* TO DO *
Below are records; work out how many of their lines contain "this" and give only that number.
[START OF STORED RECORDS]
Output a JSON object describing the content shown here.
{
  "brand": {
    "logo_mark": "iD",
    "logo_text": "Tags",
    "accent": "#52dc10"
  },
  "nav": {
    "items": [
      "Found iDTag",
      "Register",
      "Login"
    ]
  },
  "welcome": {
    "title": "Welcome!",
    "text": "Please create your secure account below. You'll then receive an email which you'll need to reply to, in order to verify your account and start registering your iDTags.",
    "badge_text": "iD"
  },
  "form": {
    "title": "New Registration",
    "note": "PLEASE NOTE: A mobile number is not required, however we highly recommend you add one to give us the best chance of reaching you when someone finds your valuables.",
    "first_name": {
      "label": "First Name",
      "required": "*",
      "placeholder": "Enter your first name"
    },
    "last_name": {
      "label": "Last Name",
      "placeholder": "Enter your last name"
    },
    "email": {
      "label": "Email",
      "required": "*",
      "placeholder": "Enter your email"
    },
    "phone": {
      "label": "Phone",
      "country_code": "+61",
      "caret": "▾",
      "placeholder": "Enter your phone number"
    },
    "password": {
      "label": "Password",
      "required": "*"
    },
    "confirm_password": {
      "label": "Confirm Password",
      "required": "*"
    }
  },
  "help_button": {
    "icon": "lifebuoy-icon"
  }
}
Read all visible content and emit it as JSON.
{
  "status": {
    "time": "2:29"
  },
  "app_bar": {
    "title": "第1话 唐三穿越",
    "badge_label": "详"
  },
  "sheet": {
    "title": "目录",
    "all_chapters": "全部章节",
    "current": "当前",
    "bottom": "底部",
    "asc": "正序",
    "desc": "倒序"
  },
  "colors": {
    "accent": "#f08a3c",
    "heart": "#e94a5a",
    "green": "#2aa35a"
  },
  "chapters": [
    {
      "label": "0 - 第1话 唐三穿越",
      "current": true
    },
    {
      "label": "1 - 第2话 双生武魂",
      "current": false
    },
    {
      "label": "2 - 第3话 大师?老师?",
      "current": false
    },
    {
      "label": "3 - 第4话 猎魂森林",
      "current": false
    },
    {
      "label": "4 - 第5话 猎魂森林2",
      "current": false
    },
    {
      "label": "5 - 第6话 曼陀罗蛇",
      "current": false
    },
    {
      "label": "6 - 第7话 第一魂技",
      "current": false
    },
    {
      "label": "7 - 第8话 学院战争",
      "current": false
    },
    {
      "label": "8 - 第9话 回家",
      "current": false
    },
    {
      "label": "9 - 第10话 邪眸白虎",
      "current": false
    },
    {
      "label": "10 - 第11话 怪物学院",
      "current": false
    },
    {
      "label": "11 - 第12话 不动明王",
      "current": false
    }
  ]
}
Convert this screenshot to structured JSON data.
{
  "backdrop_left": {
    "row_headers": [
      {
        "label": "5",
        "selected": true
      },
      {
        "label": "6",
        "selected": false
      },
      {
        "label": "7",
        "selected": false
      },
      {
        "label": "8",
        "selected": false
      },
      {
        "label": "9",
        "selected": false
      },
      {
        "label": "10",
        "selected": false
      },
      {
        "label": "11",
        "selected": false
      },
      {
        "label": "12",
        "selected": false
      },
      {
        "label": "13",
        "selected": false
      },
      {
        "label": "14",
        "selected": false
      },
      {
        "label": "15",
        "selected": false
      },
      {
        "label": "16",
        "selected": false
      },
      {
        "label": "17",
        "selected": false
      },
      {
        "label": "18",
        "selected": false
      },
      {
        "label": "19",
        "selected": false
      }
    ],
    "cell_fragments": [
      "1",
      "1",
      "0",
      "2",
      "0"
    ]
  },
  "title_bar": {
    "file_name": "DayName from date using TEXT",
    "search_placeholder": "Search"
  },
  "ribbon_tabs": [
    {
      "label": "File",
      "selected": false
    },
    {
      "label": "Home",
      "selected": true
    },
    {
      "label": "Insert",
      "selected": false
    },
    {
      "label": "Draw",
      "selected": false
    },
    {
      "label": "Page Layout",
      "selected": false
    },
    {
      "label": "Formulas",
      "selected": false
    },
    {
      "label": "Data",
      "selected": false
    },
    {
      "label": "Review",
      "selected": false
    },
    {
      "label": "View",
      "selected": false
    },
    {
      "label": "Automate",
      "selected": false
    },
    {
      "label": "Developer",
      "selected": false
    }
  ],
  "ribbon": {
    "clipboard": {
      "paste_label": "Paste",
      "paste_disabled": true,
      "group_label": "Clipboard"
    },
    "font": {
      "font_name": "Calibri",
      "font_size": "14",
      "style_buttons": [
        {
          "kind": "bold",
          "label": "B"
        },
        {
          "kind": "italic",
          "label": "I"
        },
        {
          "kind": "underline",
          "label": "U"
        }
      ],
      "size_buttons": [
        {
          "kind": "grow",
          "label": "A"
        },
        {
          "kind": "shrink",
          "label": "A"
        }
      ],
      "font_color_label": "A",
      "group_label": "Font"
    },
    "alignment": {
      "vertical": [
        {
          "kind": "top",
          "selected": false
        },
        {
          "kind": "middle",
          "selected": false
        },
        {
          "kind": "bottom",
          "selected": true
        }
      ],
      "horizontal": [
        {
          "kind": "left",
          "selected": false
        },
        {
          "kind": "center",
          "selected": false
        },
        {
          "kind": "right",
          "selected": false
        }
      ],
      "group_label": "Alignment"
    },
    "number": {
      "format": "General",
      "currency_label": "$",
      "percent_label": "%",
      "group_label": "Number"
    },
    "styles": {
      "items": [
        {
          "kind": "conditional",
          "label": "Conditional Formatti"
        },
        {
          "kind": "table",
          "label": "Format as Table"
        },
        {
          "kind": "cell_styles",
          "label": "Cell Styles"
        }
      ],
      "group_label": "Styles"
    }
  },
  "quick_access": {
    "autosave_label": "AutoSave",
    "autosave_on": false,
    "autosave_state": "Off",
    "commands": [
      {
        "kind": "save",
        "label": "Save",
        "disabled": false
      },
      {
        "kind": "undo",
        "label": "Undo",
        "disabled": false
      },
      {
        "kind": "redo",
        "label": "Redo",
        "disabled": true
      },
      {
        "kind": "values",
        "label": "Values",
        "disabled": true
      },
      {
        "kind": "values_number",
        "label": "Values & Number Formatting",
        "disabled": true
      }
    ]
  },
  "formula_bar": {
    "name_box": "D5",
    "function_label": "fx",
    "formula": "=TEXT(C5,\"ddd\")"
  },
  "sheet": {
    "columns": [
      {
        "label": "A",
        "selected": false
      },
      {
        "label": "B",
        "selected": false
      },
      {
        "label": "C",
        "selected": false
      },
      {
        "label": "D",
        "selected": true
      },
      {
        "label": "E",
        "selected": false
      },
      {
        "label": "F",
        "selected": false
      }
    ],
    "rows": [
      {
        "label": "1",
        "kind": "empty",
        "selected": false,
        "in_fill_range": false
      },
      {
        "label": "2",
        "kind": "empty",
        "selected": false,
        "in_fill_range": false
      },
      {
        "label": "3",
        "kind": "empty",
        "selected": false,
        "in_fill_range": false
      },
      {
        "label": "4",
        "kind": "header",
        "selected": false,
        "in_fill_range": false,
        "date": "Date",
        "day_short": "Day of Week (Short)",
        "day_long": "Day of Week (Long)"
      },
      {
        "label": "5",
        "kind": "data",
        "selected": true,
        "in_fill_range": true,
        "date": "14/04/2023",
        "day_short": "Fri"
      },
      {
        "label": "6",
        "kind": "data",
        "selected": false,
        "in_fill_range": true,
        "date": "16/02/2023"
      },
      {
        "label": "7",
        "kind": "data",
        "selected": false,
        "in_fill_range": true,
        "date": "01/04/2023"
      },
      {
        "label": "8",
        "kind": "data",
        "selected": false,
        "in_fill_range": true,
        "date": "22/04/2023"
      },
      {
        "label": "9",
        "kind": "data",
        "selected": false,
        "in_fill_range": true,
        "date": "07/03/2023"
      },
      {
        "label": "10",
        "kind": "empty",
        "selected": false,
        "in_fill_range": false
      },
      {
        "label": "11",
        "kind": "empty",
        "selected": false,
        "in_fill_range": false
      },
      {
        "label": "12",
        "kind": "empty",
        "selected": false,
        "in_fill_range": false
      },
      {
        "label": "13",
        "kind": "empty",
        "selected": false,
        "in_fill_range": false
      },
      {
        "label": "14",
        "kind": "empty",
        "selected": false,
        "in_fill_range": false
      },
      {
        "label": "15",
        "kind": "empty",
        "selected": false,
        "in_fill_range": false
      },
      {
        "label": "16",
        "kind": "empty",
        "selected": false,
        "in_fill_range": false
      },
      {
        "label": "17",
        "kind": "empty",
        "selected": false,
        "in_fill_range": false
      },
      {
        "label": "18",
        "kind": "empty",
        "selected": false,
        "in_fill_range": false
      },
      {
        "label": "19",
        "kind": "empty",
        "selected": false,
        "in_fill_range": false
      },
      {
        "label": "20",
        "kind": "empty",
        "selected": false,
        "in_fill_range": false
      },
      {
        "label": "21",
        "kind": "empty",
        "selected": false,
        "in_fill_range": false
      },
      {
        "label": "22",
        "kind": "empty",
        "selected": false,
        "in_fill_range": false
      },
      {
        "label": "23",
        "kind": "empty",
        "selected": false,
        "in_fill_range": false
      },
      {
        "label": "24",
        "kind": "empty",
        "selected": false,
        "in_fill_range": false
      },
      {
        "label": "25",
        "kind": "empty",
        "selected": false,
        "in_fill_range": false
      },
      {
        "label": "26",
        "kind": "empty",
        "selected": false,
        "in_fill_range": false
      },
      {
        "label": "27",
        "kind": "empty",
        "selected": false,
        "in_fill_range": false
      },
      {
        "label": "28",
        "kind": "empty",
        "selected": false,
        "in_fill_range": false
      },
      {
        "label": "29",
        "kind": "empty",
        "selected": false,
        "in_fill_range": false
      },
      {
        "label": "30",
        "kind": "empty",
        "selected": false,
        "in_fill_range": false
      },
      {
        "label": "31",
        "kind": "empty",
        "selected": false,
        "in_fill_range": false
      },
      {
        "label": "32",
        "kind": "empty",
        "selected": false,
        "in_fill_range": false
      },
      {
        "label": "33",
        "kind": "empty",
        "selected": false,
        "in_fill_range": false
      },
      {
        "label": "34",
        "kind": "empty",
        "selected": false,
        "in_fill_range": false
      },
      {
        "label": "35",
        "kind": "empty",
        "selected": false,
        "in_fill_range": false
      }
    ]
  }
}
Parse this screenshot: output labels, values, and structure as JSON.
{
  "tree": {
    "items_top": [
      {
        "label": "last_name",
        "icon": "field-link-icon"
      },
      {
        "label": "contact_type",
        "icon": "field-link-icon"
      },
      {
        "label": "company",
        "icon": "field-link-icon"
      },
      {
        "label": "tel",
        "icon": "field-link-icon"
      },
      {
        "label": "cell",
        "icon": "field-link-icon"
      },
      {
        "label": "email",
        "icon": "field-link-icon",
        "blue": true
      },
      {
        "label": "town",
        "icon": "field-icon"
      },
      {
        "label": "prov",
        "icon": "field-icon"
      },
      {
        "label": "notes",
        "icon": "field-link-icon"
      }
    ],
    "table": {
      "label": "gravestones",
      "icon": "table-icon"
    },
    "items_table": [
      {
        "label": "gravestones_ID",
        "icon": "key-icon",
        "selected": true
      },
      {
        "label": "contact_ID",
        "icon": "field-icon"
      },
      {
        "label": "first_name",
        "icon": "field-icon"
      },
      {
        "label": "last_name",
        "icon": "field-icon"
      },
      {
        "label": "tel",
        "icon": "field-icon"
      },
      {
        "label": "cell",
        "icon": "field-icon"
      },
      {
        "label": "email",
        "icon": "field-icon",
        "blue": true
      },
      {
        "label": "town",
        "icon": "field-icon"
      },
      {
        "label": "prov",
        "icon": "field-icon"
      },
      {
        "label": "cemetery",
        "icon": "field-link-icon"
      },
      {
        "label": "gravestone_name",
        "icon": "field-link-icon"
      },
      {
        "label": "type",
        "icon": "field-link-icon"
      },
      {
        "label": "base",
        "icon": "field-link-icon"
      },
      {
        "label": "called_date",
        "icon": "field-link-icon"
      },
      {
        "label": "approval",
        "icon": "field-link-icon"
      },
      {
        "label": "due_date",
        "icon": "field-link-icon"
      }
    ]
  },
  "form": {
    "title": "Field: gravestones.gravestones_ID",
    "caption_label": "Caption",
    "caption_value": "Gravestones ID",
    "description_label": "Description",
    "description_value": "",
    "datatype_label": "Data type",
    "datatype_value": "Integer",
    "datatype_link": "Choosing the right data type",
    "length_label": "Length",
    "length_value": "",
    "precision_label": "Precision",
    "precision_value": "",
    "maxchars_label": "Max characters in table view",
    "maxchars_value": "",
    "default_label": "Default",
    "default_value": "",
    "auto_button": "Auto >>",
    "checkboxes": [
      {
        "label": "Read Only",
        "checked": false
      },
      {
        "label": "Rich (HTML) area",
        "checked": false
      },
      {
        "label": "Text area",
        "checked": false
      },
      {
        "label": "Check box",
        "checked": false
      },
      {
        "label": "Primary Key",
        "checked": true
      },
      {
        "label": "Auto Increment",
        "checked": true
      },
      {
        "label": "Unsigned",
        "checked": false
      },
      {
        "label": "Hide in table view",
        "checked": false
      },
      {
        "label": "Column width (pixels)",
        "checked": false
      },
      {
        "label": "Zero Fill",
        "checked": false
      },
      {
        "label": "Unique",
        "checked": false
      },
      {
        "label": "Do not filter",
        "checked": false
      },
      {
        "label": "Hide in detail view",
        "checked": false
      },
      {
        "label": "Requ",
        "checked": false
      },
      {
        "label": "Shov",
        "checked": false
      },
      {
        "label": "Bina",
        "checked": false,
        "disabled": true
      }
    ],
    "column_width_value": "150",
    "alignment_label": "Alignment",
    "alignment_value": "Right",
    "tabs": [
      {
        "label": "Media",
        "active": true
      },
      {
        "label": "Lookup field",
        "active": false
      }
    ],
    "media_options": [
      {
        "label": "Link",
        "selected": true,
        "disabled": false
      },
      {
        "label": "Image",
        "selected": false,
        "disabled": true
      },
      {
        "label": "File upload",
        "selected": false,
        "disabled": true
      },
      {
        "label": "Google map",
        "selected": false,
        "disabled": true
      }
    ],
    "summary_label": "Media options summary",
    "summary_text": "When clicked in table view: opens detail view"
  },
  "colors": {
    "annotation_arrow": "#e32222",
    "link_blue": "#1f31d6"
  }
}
[END OF STORED RECORDS]
* EXERCISE RESPONSE *
2